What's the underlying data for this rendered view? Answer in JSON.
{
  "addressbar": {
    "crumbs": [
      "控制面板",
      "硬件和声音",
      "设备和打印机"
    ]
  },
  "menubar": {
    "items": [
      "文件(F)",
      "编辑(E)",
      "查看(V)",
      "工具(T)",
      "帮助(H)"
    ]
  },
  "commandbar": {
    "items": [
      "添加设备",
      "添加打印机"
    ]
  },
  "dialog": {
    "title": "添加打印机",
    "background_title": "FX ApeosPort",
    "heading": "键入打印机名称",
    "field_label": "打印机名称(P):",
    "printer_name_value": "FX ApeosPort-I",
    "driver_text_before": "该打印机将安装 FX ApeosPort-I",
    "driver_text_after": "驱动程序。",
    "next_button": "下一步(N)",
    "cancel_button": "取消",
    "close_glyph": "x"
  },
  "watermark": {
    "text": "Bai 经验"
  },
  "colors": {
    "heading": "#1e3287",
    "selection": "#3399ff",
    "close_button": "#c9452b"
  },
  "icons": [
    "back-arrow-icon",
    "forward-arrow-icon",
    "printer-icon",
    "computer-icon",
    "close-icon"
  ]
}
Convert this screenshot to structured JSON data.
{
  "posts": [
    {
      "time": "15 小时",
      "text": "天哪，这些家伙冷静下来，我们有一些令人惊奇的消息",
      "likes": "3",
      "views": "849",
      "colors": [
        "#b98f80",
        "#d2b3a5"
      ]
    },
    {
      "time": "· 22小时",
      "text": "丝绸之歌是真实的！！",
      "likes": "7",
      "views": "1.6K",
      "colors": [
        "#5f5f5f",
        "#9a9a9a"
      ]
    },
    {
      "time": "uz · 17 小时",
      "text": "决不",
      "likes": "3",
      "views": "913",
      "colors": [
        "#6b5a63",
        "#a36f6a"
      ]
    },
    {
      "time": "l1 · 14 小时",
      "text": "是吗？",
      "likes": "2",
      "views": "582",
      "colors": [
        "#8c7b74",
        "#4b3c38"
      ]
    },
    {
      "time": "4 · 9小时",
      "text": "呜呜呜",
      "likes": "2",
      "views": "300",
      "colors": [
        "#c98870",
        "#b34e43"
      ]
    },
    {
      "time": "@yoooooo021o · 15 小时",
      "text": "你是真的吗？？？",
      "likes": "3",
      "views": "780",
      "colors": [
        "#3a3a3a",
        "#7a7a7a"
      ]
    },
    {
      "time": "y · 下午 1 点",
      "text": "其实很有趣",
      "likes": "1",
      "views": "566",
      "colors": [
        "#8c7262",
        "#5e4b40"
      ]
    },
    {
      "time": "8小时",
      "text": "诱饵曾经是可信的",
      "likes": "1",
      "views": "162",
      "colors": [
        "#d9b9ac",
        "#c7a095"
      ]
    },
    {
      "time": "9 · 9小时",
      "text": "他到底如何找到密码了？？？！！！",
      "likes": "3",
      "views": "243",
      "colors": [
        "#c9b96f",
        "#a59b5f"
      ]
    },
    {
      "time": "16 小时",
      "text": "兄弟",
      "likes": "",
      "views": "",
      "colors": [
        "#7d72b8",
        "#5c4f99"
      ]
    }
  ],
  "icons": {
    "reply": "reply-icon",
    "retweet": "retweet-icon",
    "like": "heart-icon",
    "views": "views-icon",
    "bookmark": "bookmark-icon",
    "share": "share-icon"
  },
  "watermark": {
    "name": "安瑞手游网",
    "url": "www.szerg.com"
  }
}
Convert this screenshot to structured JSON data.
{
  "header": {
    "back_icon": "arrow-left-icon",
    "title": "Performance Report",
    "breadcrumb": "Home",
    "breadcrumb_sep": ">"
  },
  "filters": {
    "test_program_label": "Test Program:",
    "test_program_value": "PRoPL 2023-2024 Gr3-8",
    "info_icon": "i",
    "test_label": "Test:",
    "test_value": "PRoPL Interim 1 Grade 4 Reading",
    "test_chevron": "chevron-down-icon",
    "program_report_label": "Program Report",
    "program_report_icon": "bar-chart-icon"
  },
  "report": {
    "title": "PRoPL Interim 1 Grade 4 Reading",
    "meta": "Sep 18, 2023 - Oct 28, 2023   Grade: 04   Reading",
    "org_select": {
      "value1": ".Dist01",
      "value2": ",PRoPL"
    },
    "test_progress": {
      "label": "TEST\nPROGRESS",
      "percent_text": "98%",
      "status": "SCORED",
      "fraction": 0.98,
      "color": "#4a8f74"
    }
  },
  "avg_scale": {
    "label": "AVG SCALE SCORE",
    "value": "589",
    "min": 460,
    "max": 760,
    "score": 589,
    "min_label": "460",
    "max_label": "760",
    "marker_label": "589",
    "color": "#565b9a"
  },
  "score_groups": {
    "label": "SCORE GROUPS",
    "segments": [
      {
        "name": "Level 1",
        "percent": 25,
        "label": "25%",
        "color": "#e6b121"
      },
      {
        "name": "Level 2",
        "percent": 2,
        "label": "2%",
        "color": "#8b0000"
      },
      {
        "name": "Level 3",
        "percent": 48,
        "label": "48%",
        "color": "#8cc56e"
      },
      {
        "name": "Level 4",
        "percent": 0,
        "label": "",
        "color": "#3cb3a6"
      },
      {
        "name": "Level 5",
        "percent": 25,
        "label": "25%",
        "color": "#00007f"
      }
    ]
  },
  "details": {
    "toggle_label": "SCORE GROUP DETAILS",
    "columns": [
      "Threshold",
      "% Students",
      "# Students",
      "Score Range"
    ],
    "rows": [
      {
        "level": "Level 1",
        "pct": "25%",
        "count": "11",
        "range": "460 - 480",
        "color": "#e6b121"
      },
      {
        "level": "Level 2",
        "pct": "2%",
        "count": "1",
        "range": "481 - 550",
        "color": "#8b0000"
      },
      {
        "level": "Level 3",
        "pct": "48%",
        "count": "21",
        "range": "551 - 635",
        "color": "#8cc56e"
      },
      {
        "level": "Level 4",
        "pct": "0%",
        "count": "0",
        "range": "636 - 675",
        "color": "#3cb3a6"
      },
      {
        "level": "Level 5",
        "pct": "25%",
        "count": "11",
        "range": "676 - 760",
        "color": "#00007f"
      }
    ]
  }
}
========================================
Task to complete. From the listing above, extract all records word for word.

Written answer.
What's the underlying data for this rendered view? Answer in JSON.
{
  "addressbar": {
    "crumbs": [
      "控制面板",
      "硬件和声音",
      "设备和打印机"
    ]
  },
  "menubar": {
    "items": [
      "文件(F)",
      "编辑(E)",
      "查看(V)",
      "工具(T)",
      "帮助(H)"
    ]
  },
  "commandbar": {
    "items": [
      "添加设备",
      "添加打印机"
    ]
  },
  "dialog": {
    "title": "添加打印机",
    "background_title": "FX ApeosPort",
    "heading": "键入打印机名称",
    "field_label": "打印机名称(P):",
    "printer_name_value": "FX ApeosPort-I",
    "driver_text_before": "该打印机将安装 FX ApeosPort-I",
    "driver_text_after": "驱动程序。",
    "next_button": "下一步(N)",
    "cancel_button": "取消",
    "close_glyph": "x"
  },
  "watermark": {
    "text": "Bai 经验"
  },
  "colors": {
    "heading": "#1e3287",
    "selection": "#3399ff",
    "close_button": "#c9452b"
  },
  "icons": [
    "back-arrow-icon",
    "forward-arrow-icon",
    "printer-icon",
    "computer-icon",
    "close-icon"
  ]
}
Convert this screenshot to structured JSON data.
{
  "posts": [
    {
      "time": "15 小时",
      "text": "天哪，这些家伙冷静下来，我们有一些令人惊奇的消息",
      "likes": "3",
      "views": "849",
      "colors": [
        "#b98f80",
        "#d2b3a5"
      ]
    },
    {
      "time": "· 22小时",
      "text": "丝绸之歌是真实的！！",
      "likes": "7",
      "views": "1.6K",
      "colors": [
        "#5f5f5f",
        "#9a9a9a"
      ]
    },
    {
      "time": "uz · 17 小时",
      "text": "决不",
      "likes": "3",
      "views": "913",
      "colors": [
        "#6b5a63",
        "#a36f6a"
      ]
    },
    {
      "time": "l1 · 14 小时",
      "text": "是吗？",
      "likes": "2",
      "views": "582",
      "colors": [
        "#8c7b74",
        "#4b3c38"
      ]
    },
    {
      "time": "4 · 9小时",
      "text": "呜呜呜",
      "likes": "2",
      "views": "300",
      "colors": [
        "#c98870",
        "#b34e43"
      ]
    },
    {
      "time": "@yoooooo021o · 15 小时",
      "text": "你是真的吗？？？",
      "likes": "3",
      "views": "780",
      "colors": [
        "#3a3a3a",
        "#7a7a7a"
      ]
    },
    {
      "time": "y · 下午 1 点",
      "text": "其实很有趣",
      "likes": "1",
      "views": "566",
      "colors": [
        "#8c7262",
        "#5e4b40"
      ]
    },
    {
      "time": "8小时",
      "text": "诱饵曾经是可信的",
      "likes": "1",
      "views": "162",
      "colors": [
        "#d9b9ac",
        "#c7a095"
      ]
    },
    {
      "time": "9 · 9小时",
      "text": "他到底如何找到密码了？？？！！！",
      "likes": "3",
      "views": "243",
      "colors": [
        "#c9b96f",
        "#a59b5f"
      ]
    },
    {
      "time": "16 小时",
      "text": "兄弟",
      "likes": "",
      "views": "",
      "colors": [
        "#7d72b8",
        "#5c4f99"
      ]
    }
  ],
  "icons": {
    "reply": "reply-icon",
    "retweet": "retweet-icon",
    "like": "heart-icon",
    "views": "views-icon",
    "bookmark": "bookmark-icon",
    "share": "share-icon"
  },
  "watermark": {
    "name": "安瑞手游网",
    "url": "www.szerg.com"
  }
}
Convert this screenshot to structured JSON data.
{
  "header": {
    "back_icon": "arrow-left-icon",
    "title": "Performance Report",
    "breadcrumb": "Home",
    "breadcrumb_sep": ">"
  },
  "filters": {
    "test_program_label": "Test Program:",
    "test_program_value": "PRoPL 2023-2024 Gr3-8",
    "info_icon": "i",
    "test_label": "Test:",
    "test_value": "PRoPL Interim 1 Grade 4 Reading",
    "test_chevron": "chevron-down-icon",
    "program_report_label": "Program Report",
    "program_report_icon": "bar-chart-icon"
  },
  "report": {
    "title": "PRoPL Interim 1 Grade 4 Reading",
    "meta": "Sep 18, 2023 - Oct 28, 2023   Grade: 04   Reading",
    "org_select": {
      "value1": ".Dist01",
      "value2": ",PRoPL"
    },
    "test_progress": {
      "label": "TEST\nPROGRESS",
      "percent_text": "98%",
      "status": "SCORED",
      "fraction": 0.98,
      "color": "#4a8f74"
    }
  },
  "avg_scale": {
    "label": "AVG SCALE SCORE",
    "value": "589",
    "min": 460,
    "max": 760,
    "score": 589,
    "min_label": "460",
    "max_label": "760",
    "marker_label": "589",
    "color": "#565b9a"
  },
  "score_groups": {
    "label": "SCORE GROUPS",
    "segments": [
      {
        "name": "Level 1",
        "percent": 25,
        "label": "25%",
        "color": "#e6b121"
      },
      {
        "name": "Level 2",
        "percent": 2,
        "label": "2%",
        "color": "#8b0000"
      },
      {
        "name": "Level 3",
        "percent": 48,
        "label": "48%",
        "color": "#8cc56e"
      },
      {
        "name": "Level 4",
        "percent": 0,
        "label": "",
        "color": "#3cb3a6"
      },
      {
        "name": "Level 5",
        "percent": 25,
        "label": "25%",
        "color": "#00007f"
      }
    ]
  },
  "details": {
    "toggle_label": "SCORE GROUP DETAILS",
    "columns": [
      "Threshold",
      "% Students",
      "# Students",
      "Score Range"
    ],
    "rows": [
      {
        "level": "Level 1",
        "pct": "25%",
        "count": "11",
        "range": "460 - 480",
        "color": "#e6b121"
      },
      {
        "level": "Level 2",
        "pct": "2%",
        "count": "1",
        "range": "481 - 550",
        "color": "#8b0000"
      },
      {
        "level": "Level 3",
        "pct": "48%",
        "count": "21",
        "range": "551 - 635",
        "color": "#8cc56e"
      },
      {
        "level": "Level 4",
        "pct": "0%",
        "count": "0",
        "range": "636 - 675",
        "color": "#3cb3a6"
      },
      {
        "level": "Level 5",
        "pct": "25%",
        "count": "11",
        "range": "676 - 760",
        "color": "#00007f"
      }
    ]
  }
}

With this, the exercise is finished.